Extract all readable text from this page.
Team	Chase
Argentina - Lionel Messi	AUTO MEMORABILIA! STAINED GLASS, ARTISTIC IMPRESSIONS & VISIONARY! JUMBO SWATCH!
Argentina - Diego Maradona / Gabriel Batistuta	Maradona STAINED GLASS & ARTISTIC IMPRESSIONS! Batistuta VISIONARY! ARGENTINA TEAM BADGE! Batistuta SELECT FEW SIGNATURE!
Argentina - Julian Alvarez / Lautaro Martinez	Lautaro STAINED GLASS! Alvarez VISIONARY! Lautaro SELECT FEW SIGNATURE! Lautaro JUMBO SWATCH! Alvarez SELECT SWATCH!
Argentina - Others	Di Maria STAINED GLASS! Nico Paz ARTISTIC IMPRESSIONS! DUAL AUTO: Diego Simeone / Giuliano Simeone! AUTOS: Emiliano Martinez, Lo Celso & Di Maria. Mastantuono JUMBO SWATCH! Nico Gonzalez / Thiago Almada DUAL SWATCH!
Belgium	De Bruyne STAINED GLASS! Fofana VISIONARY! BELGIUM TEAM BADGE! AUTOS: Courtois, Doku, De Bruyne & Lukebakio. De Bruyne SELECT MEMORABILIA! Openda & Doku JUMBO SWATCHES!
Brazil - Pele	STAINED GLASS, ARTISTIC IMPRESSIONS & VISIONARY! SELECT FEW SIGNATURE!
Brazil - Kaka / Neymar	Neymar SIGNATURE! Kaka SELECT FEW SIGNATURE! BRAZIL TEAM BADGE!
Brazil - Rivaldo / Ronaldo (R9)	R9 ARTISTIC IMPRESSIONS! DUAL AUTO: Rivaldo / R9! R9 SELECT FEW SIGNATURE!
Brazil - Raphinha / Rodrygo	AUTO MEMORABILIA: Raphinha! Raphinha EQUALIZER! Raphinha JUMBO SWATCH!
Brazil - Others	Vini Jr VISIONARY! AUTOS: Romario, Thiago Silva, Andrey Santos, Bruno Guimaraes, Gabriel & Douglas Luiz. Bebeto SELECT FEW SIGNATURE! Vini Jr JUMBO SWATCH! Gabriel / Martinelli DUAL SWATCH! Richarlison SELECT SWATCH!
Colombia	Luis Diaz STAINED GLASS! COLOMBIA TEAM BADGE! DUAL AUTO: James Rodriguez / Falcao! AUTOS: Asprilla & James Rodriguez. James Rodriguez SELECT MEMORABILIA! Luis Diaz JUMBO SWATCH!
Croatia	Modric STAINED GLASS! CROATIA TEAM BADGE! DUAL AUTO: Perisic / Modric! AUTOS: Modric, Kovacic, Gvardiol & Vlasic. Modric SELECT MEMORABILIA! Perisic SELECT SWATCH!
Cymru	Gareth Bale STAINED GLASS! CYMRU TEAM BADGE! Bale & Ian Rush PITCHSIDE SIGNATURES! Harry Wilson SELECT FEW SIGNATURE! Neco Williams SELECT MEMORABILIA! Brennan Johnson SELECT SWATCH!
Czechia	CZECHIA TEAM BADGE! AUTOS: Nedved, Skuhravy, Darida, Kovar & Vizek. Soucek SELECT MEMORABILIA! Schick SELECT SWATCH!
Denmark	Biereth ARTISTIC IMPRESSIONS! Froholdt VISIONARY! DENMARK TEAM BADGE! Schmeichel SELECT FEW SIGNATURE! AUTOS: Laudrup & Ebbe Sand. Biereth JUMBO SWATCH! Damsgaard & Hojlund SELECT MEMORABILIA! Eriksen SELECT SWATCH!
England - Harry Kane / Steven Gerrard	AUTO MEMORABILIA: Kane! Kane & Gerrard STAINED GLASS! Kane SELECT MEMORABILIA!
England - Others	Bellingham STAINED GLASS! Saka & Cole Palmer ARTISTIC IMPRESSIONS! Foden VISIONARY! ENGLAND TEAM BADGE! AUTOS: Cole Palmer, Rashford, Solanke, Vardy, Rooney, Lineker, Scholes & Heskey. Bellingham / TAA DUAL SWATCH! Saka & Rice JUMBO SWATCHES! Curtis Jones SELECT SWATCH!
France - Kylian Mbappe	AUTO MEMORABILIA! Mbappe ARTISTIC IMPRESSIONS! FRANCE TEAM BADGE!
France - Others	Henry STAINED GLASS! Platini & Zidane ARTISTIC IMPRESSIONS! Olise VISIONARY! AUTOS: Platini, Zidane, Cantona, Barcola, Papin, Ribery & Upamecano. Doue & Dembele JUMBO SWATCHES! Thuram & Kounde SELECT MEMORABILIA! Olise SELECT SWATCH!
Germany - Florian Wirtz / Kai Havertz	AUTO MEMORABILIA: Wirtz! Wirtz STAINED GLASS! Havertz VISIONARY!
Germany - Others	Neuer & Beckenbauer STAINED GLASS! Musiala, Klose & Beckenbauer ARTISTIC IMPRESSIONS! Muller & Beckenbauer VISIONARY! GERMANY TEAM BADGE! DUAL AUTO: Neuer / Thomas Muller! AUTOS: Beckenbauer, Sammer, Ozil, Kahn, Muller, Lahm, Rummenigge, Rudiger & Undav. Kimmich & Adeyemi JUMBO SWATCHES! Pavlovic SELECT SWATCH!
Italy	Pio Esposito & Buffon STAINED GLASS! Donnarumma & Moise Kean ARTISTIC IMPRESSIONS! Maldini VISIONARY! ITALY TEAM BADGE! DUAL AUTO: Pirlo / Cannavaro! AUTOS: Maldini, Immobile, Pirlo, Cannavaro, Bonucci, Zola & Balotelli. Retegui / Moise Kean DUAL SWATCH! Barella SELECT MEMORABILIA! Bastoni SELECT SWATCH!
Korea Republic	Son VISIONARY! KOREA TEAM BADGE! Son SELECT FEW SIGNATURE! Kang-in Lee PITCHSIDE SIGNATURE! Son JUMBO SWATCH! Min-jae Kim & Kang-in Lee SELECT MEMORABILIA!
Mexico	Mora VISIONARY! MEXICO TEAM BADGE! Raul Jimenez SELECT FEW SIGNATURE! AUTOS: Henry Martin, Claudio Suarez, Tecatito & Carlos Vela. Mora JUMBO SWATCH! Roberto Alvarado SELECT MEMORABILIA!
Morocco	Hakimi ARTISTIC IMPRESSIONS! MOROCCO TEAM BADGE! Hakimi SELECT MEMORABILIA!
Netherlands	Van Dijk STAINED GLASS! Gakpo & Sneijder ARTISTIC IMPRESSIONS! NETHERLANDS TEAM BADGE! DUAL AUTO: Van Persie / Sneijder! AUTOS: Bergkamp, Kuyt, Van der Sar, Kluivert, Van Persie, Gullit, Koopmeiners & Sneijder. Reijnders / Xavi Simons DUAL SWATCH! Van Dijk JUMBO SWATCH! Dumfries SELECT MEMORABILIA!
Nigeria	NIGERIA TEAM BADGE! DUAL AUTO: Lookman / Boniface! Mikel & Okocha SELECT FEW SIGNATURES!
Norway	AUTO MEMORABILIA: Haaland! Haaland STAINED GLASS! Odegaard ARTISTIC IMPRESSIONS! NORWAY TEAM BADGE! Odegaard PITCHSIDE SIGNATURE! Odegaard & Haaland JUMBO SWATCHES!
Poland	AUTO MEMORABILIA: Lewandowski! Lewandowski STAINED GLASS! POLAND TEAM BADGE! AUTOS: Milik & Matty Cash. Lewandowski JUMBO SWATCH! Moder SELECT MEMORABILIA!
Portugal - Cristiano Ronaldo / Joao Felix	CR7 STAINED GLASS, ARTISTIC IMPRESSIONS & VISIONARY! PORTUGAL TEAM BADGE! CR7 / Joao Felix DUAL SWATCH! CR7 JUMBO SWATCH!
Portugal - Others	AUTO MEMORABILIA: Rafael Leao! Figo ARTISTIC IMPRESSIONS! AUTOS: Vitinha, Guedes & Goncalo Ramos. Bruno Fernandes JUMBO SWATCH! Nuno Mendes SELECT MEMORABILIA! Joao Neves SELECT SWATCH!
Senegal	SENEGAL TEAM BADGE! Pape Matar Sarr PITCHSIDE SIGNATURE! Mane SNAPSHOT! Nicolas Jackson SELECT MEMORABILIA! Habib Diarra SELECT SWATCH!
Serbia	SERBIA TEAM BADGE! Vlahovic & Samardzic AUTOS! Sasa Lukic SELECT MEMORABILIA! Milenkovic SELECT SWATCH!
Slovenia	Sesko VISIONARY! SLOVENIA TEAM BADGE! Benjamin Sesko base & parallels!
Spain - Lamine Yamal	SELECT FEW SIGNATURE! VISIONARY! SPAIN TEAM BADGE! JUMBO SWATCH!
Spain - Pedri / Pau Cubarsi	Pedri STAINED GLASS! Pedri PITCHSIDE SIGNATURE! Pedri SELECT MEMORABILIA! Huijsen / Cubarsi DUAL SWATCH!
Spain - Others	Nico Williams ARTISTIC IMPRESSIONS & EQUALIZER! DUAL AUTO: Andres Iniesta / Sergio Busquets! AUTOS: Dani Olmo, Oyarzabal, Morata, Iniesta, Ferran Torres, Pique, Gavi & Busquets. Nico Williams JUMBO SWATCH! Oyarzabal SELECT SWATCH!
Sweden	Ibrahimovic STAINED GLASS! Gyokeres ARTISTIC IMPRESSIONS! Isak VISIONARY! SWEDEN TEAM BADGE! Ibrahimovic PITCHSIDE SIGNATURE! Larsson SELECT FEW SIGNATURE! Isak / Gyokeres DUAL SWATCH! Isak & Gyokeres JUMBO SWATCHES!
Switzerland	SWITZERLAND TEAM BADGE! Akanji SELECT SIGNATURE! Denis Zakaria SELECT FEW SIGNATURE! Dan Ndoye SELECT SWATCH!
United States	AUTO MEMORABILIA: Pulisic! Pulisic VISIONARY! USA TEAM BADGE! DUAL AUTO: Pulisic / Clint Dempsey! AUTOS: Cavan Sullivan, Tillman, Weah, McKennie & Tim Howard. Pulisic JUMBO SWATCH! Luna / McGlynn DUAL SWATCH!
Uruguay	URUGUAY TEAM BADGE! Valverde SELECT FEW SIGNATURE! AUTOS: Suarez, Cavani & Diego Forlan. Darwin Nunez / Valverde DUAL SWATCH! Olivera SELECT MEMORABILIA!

* [Your instructions]:
Go through the data and gather every line that holds "Gabriel".

* [Right answer]:
Argentina - Diego Maradona / Gabriel Batistuta	Maradona STAINED GLASS & ARTISTIC IMPRESSIONS! Batistuta VISIONARY! ARGENTINA TEAM BADGE! Batistuta SELECT FEW SIGNATURE!
Brazil - Others	Vini Jr VISIONARY! AUTOS: Romario, Thiago Silva, Andrey Santos, Bruno Guimaraes, Gabriel & Douglas Luiz. Bebeto SELECT FEW SIGNATURE! Vini Jr JUMBO SWATCH! Gabriel / Martinelli DUAL SWATCH! Richarlison SELECT SWATCH!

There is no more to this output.